Goal
Exact reproduction of the data is required, with images excluded.
--- start Information shown ---
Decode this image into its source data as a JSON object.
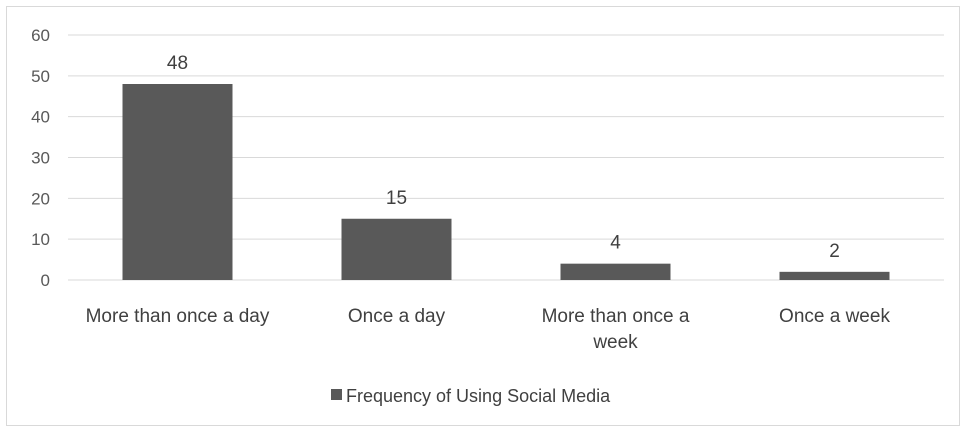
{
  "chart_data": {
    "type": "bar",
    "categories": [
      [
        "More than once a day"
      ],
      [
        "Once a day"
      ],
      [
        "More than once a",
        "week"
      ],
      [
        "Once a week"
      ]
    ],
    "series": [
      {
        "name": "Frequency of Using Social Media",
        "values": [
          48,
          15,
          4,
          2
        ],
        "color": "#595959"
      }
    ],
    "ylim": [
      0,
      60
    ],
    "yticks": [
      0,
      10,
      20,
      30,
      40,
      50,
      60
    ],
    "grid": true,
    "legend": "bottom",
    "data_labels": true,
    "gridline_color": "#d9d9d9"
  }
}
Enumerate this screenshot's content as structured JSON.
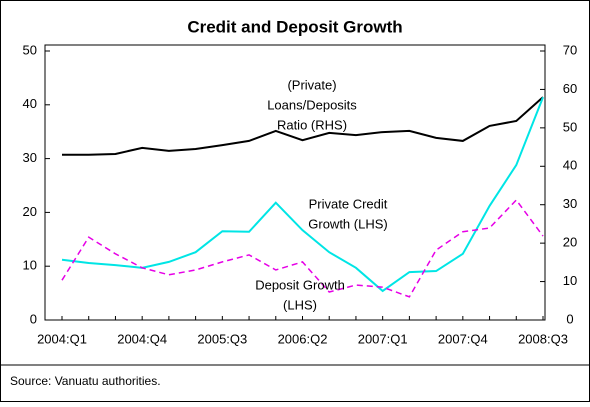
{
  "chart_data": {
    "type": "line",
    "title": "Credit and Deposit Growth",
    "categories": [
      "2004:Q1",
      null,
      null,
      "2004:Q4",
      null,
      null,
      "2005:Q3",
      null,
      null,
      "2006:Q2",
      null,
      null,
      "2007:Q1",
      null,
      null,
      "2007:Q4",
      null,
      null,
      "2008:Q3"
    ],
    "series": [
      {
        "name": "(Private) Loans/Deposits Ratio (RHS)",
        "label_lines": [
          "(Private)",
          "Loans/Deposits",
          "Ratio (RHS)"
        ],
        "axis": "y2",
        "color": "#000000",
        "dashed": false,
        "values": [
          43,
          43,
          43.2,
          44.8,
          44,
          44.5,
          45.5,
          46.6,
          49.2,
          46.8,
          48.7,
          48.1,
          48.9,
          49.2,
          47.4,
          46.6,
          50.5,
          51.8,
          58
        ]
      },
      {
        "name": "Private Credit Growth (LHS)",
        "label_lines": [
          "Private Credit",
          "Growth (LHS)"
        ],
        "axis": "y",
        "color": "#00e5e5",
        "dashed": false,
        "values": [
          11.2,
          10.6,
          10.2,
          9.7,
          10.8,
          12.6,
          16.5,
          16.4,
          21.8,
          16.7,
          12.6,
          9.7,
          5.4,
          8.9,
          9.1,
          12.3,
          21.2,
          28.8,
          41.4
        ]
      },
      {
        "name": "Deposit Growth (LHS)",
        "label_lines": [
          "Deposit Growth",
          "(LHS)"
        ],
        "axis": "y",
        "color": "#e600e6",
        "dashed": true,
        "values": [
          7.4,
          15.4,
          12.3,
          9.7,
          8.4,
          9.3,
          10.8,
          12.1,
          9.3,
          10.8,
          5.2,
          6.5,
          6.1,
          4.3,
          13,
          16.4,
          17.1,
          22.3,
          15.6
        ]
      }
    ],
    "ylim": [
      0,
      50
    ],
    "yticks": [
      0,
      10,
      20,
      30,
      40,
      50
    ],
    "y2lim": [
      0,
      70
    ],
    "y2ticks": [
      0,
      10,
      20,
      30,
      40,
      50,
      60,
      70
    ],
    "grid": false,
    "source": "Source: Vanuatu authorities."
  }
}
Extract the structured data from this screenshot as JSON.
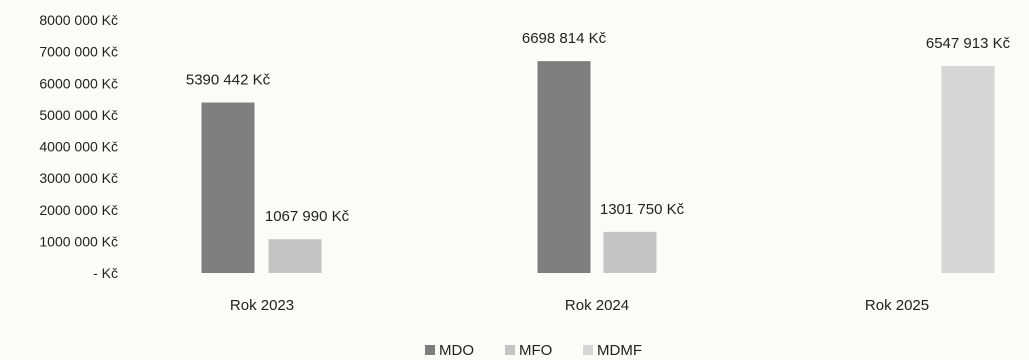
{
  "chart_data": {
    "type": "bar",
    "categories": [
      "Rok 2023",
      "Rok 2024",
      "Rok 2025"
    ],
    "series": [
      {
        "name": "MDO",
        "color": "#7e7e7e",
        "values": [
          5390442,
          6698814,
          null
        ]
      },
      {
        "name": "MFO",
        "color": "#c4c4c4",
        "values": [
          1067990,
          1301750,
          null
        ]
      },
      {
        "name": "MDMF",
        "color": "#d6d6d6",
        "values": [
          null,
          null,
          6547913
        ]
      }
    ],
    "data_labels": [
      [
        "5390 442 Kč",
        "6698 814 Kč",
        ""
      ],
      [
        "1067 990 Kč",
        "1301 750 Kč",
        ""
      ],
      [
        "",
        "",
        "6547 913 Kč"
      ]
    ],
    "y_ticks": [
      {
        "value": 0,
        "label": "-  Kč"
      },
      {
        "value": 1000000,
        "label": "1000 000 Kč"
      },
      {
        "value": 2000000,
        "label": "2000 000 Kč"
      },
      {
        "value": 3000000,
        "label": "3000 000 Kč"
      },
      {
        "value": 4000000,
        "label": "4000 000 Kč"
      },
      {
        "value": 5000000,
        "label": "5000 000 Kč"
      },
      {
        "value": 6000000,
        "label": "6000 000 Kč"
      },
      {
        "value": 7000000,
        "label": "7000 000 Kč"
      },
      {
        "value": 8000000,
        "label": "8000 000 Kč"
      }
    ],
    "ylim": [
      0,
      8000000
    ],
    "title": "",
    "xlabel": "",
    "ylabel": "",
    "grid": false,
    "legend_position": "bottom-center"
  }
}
--- end Information shown ---
Correct answer
Decode this image into its source data as a JSON object.
{
  "chart_data": {
    "type": "bar",
    "categories": [
      [
        "More than once a day"
      ],
      [
        "Once a day"
      ],
      [
        "More than once a",
        "week"
      ],
      [
        "Once a week"
      ]
    ],
    "series": [
      {
        "name": "Frequency of Using Social Media",
        "values": [
          48,
          15,
          4,
          2
        ],
        "color": "#595959"
      }
    ],
    "ylim": [
      0,
      60
    ],
    "yticks": [
      0,
      10,
      20,
      30,
      40,
      50,
      60
    ],
    "grid": true,
    "legend": "bottom",
    "data_labels": true,
    "gridline_color": "#d9d9d9"
  }
}
Enumerate this screenshot's content as structured JSON.
{
  "chart_data": {
    "type": "line",
    "title": "Credit and Deposit Growth",
    "categories": [
      "2004:Q1",
      null,
      null,
      "2004:Q4",
      null,
      null,
      "2005:Q3",
      null,
      null,
      "2006:Q2",
      null,
      null,
      "2007:Q1",
      null,
      null,
      "2007:Q4",
      null,
      null,
      "2008:Q3"
    ],
    "series": [
      {
        "name": "(Private) Loans/Deposits Ratio (RHS)",
        "label_lines": [
          "(Private)",
          "Loans/Deposits",
          "Ratio (RHS)"
        ],
        "axis": "y2",
        "color": "#000000",
        "dashed": false,
        "values": [
          43,
          43,
          43.2,
          44.8,
          44,
          44.5,
          45.5,
          46.6,
          49.2,
          46.8,
          48.7,
          48.1,
          48.9,
          49.2,
          47.4,
          46.6,
          50.5,
          51.8,
          58
        ]
      },
      {
        "name": "Private Credit Growth (LHS)",
        "label_lines": [
          "Private Credit",
          "Growth (LHS)"
        ],
        "axis": "y",
        "color": "#00e5e5",
        "dashed": false,
        "values": [
          11.2,
          10.6,
          10.2,
          9.7,
          10.8,
          12.6,
          16.5,
          16.4,
          21.8,
          16.7,
          12.6,
          9.7,
          5.4,
          8.9,
          9.1,
          12.3,
          21.2,
          28.8,
          41.4
        ]
      },
      {
        "name": "Deposit Growth (LHS)",
        "label_lines": [
          "Deposit Growth",
          "(LHS)"
        ],
        "axis": "y",
        "color": "#e600e6",
        "dashed": true,
        "values": [
          7.4,
          15.4,
          12.3,
          9.7,
          8.4,
          9.3,
          10.8,
          12.1,
          9.3,
          10.8,
          5.2,
          6.5,
          6.1,
          4.3,
          13,
          16.4,
          17.1,
          22.3,
          15.6
        ]
      }
    ],
    "ylim": [
      0,
      50
    ],
    "yticks": [
      0,
      10,
      20,
      30,
      40,
      50
    ],
    "y2lim": [
      0,
      70
    ],
    "y2ticks": [
      0,
      10,
      20,
      30,
      40,
      50,
      60,
      70
    ],
    "grid": false,
    "source": "Source: Vanuatu authorities."
  }
}
Extract the structured data from this screenshot as JSON.
{
  "chart_data": {
    "type": "bar",
    "categories": [
      "Rok 2023",
      "Rok 2024",
      "Rok 2025"
    ],
    "series": [
      {
        "name": "MDO",
        "color": "#7e7e7e",
        "values": [
          5390442,
          6698814,
          null
        ]
      },
      {
        "name": "MFO",
        "color": "#c4c4c4",
        "values": [
          1067990,
          1301750,
          null
        ]
      },
      {
        "name": "MDMF",
        "color": "#d6d6d6",
        "values": [
          null,
          null,
          6547913
        ]
      }
    ],
    "data_labels": [
      [
        "5390 442 Kč",
        "6698 814 Kč",
        ""
      ],
      [
        "1067 990 Kč",
        "1301 750 Kč",
        ""
      ],
      [
        "",
        "",
        "6547 913 Kč"
      ]
    ],
    "y_ticks": [
      {
        "value": 0,
        "label": "-  Kč"
      },
      {
        "value": 1000000,
        "label": "1000 000 Kč"
      },
      {
        "value": 2000000,
        "label": "2000 000 Kč"
      },
      {
        "value": 3000000,
        "label": "3000 000 Kč"
      },
      {
        "value": 4000000,
        "label": "4000 000 Kč"
      },
      {
        "value": 5000000,
        "label": "5000 000 Kč"
      },
      {
        "value": 6000000,
        "label": "6000 000 Kč"
      },
      {
        "value": 7000000,
        "label": "7000 000 Kč"
      },
      {
        "value": 8000000,
        "label": "8000 000 Kč"
      }
    ],
    "ylim": [
      0,
      8000000
    ],
    "title": "",
    "xlabel": "",
    "ylabel": "",
    "grid": false,
    "legend_position": "bottom-center"
  }
}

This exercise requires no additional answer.